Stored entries
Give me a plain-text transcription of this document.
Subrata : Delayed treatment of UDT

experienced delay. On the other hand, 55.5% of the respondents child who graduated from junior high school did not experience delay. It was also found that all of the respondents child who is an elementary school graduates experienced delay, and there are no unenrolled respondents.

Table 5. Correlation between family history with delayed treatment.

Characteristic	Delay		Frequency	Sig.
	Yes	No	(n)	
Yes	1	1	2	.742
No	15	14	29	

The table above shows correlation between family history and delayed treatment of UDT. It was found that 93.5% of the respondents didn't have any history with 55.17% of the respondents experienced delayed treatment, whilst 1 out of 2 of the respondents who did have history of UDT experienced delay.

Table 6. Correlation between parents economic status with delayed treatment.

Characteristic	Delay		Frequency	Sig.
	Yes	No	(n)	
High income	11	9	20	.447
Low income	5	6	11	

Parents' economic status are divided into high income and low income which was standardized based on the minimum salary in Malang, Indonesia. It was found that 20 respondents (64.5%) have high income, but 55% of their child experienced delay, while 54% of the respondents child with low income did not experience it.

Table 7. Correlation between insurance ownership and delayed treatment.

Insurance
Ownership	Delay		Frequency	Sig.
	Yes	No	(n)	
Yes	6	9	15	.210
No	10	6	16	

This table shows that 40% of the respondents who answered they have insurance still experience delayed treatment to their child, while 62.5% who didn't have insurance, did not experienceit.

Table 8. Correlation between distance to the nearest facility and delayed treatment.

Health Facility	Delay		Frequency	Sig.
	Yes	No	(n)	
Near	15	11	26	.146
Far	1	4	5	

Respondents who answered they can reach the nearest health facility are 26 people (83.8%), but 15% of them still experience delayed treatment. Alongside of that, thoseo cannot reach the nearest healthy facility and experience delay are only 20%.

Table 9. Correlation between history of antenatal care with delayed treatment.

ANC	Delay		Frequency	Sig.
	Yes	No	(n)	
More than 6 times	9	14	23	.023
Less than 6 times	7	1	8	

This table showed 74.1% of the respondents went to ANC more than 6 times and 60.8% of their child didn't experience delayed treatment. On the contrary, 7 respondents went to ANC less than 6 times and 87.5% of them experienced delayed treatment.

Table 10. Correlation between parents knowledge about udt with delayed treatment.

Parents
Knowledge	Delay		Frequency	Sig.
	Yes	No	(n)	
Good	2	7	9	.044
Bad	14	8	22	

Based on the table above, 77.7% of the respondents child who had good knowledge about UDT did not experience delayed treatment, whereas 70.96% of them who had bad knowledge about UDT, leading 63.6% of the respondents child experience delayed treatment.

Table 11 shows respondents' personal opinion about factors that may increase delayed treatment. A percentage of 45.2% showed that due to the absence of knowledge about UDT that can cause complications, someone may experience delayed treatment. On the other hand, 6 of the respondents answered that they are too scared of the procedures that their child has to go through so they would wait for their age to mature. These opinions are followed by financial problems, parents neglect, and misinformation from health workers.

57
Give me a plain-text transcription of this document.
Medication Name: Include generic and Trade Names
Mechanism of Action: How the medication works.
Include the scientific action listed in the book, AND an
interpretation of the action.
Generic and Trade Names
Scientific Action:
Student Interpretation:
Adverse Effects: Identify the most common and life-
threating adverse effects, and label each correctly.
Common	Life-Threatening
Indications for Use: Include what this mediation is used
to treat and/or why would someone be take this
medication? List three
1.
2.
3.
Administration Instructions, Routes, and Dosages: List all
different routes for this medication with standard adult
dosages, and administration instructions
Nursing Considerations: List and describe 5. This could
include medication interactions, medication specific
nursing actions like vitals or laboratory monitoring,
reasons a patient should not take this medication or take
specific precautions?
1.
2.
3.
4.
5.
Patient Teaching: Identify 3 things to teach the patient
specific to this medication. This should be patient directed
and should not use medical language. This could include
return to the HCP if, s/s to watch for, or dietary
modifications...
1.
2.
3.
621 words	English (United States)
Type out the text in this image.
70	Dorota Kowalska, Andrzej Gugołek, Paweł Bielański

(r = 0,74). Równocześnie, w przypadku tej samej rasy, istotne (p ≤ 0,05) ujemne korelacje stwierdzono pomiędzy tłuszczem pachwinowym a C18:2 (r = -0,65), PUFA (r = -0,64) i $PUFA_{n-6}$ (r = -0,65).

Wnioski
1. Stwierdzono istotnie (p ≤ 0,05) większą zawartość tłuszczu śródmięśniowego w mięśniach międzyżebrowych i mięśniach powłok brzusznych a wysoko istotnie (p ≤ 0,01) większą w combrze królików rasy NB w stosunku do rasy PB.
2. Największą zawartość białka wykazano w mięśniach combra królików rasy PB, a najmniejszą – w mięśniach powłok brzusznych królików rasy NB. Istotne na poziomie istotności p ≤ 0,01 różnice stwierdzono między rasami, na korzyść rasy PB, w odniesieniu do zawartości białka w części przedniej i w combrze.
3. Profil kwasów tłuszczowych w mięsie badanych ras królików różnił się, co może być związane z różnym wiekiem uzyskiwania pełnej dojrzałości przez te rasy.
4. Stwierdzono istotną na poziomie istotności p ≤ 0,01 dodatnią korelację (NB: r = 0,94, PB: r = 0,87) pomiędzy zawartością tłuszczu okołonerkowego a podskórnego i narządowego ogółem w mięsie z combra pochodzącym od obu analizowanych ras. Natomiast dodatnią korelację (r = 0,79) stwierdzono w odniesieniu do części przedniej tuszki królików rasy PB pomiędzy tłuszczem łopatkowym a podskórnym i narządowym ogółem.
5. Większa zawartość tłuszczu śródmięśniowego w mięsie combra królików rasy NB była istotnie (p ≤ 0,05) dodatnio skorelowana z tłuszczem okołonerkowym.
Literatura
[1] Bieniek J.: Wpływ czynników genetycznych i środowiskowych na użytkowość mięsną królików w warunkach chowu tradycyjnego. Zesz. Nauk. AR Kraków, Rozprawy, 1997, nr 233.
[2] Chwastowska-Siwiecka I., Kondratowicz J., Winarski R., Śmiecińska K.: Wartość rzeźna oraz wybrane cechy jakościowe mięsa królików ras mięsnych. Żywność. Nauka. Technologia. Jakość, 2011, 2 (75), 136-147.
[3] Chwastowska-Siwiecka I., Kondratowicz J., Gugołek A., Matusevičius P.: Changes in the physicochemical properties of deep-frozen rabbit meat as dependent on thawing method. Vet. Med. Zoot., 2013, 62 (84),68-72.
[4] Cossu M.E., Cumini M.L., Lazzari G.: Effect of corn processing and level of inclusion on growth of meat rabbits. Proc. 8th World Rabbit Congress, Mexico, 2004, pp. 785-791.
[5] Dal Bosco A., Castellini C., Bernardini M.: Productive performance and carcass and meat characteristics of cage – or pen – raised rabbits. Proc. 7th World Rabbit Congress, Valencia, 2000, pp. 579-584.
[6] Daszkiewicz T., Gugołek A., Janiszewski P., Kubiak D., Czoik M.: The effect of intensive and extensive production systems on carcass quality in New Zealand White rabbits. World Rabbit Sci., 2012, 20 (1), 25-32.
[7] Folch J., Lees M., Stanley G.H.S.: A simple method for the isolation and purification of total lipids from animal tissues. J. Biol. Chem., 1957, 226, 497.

** Exercise prompt **
All of the lines above need to be given again exactly.

** The answer **
Give me a plain-text transcription of this document.
Subrata : Delayed treatment of UDT

experienced delay. On the other hand, 55.5% of the respondents child who graduated from junior high school did not experience delay. It was also found that all of the respondents child who is an elementary school graduates experienced delay, and there are no unenrolled respondents.

Table 5. Correlation between family history with delayed treatment.

Characteristic	Delay		Frequency	Sig.
	Yes	No	(n)	
Yes	1	1	2	.742
No	15	14	29	

The table above shows correlation between family history and delayed treatment of UDT. It was found that 93.5% of the respondents didn't have any history with 55.17% of the respondents experienced delayed treatment, whilst 1 out of 2 of the respondents who did have history of UDT experienced delay.

Table 6. Correlation between parents economic status with delayed treatment.

Characteristic	Delay		Frequency	Sig.
	Yes	No	(n)	
High income	11	9	20	.447
Low income	5	6	11	

Parents' economic status are divided into high income and low income which was standardized based on the minimum salary in Malang, Indonesia. It was found that 20 respondents (64.5%) have high income, but 55% of their child experienced delay, while 54% of the respondents child with low income did not experience it.

Table 7. Correlation between insurance ownership and delayed treatment.

Insurance
Ownership	Delay		Frequency	Sig.
	Yes	No	(n)	
Yes	6	9	15	.210
No	10	6	16	

This table shows that 40% of the respondents who answered they have insurance still experience delayed treatment to their child, while 62.5% who didn't have insurance, did not experienceit.

Table 8. Correlation between distance to the nearest facility and delayed treatment.

Health Facility	Delay		Frequency	Sig.
	Yes	No	(n)	
Near	15	11	26	.146
Far	1	4	5	

Respondents who answered they can reach the nearest health facility are 26 people (83.8%), but 15% of them still experience delayed treatment. Alongside of that, thoseo cannot reach the nearest healthy facility and experience delay are only 20%.

Table 9. Correlation between history of antenatal care with delayed treatment.

ANC	Delay		Frequency	Sig.
	Yes	No	(n)	
More than 6 times	9	14	23	.023
Less than 6 times	7	1	8	

This table showed 74.1% of the respondents went to ANC more than 6 times and 60.8% of their child didn't experience delayed treatment. On the contrary, 7 respondents went to ANC less than 6 times and 87.5% of them experienced delayed treatment.

Table 10. Correlation between parents knowledge about udt with delayed treatment.

Parents
Knowledge	Delay		Frequency	Sig.
	Yes	No	(n)	
Good	2	7	9	.044
Bad	14	8	22	

Based on the table above, 77.7% of the respondents child who had good knowledge about UDT did not experience delayed treatment, whereas 70.96% of them who had bad knowledge about UDT, leading 63.6% of the respondents child experience delayed treatment.

Table 11 shows respondents' personal opinion about factors that may increase delayed treatment. A percentage of 45.2% showed that due to the absence of knowledge about UDT that can cause complications, someone may experience delayed treatment. On the other hand, 6 of the respondents answered that they are too scared of the procedures that their child has to go through so they would wait for their age to mature. These opinions are followed by financial problems, parents neglect, and misinformation from health workers.

57
Give me a plain-text transcription of this document.
Medication Name: Include generic and Trade Names
Mechanism of Action: How the medication works.
Include the scientific action listed in the book, AND an
interpretation of the action.
Generic and Trade Names
Scientific Action:
Student Interpretation:
Adverse Effects: Identify the most common and life-
threating adverse effects, and label each correctly.
Common	Life-Threatening
Indications for Use: Include what this mediation is used
to treat and/or why would someone be take this
medication? List three
1.
2.
3.
Administration Instructions, Routes, and Dosages: List all
different routes for this medication with standard adult
dosages, and administration instructions
Nursing Considerations: List and describe 5. This could
include medication interactions, medication specific
nursing actions like vitals or laboratory monitoring,
reasons a patient should not take this medication or take
specific precautions?
1.
2.
3.
4.
5.
Patient Teaching: Identify 3 things to teach the patient
specific to this medication. This should be patient directed
and should not use medical language. This could include
return to the HCP if, s/s to watch for, or dietary
modifications...
1.
2.
3.
621 words	English (United States)
Type out the text in this image.
70	Dorota Kowalska, Andrzej Gugołek, Paweł Bielański

(r = 0,74). Równocześnie, w przypadku tej samej rasy, istotne (p ≤ 0,05) ujemne korelacje stwierdzono pomiędzy tłuszczem pachwinowym a C18:2 (r = -0,65), PUFA (r = -0,64) i $PUFA_{n-6}$ (r = -0,65).

Wnioski
1. Stwierdzono istotnie (p ≤ 0,05) większą zawartość tłuszczu śródmięśniowego w mięśniach międzyżebrowych i mięśniach powłok brzusznych a wysoko istotnie (p ≤ 0,01) większą w combrze królików rasy NB w stosunku do rasy PB.
2. Największą zawartość białka wykazano w mięśniach combra królików rasy PB, a najmniejszą – w mięśniach powłok brzusznych królików rasy NB. Istotne na poziomie istotności p ≤ 0,01 różnice stwierdzono między rasami, na korzyść rasy PB, w odniesieniu do zawartości białka w części przedniej i w combrze.
3. Profil kwasów tłuszczowych w mięsie badanych ras królików różnił się, co może być związane z różnym wiekiem uzyskiwania pełnej dojrzałości przez te rasy.
4. Stwierdzono istotną na poziomie istotności p ≤ 0,01 dodatnią korelację (NB: r = 0,94, PB: r = 0,87) pomiędzy zawartością tłuszczu okołonerkowego a podskórnego i narządowego ogółem w mięsie z combra pochodzącym od obu analizowanych ras. Natomiast dodatnią korelację (r = 0,79) stwierdzono w odniesieniu do części przedniej tuszki królików rasy PB pomiędzy tłuszczem łopatkowym a podskórnym i narządowym ogółem.
5. Większa zawartość tłuszczu śródmięśniowego w mięsie combra królików rasy NB była istotnie (p ≤ 0,05) dodatnio skorelowana z tłuszczem okołonerkowym.
Literatura
[1] Bieniek J.: Wpływ czynników genetycznych i środowiskowych na użytkowość mięsną królików w warunkach chowu tradycyjnego. Zesz. Nauk. AR Kraków, Rozprawy, 1997, nr 233.
[2] Chwastowska-Siwiecka I., Kondratowicz J., Winarski R., Śmiecińska K.: Wartość rzeźna oraz wybrane cechy jakościowe mięsa królików ras mięsnych. Żywność. Nauka. Technologia. Jakość, 2011, 2 (75), 136-147.
[3] Chwastowska-Siwiecka I., Kondratowicz J., Gugołek A., Matusevičius P.: Changes in the physicochemical properties of deep-frozen rabbit meat as dependent on thawing method. Vet. Med. Zoot., 2013, 62 (84),68-72.
[4] Cossu M.E., Cumini M.L., Lazzari G.: Effect of corn processing and level of inclusion on growth of meat rabbits. Proc. 8th World Rabbit Congress, Mexico, 2004, pp. 785-791.
[5] Dal Bosco A., Castellini C., Bernardini M.: Productive performance and carcass and meat characteristics of cage – or pen – raised rabbits. Proc. 7th World Rabbit Congress, Valencia, 2000, pp. 579-584.
[6] Daszkiewicz T., Gugołek A., Janiszewski P., Kubiak D., Czoik M.: The effect of intensive and extensive production systems on carcass quality in New Zealand White rabbits. World Rabbit Sci., 2012, 20 (1), 25-32.
[7] Folch J., Lees M., Stanley G.H.S.: A simple method for the isolation and purification of total lipids from animal tissues. J. Biol. Chem., 1957, 226, 497.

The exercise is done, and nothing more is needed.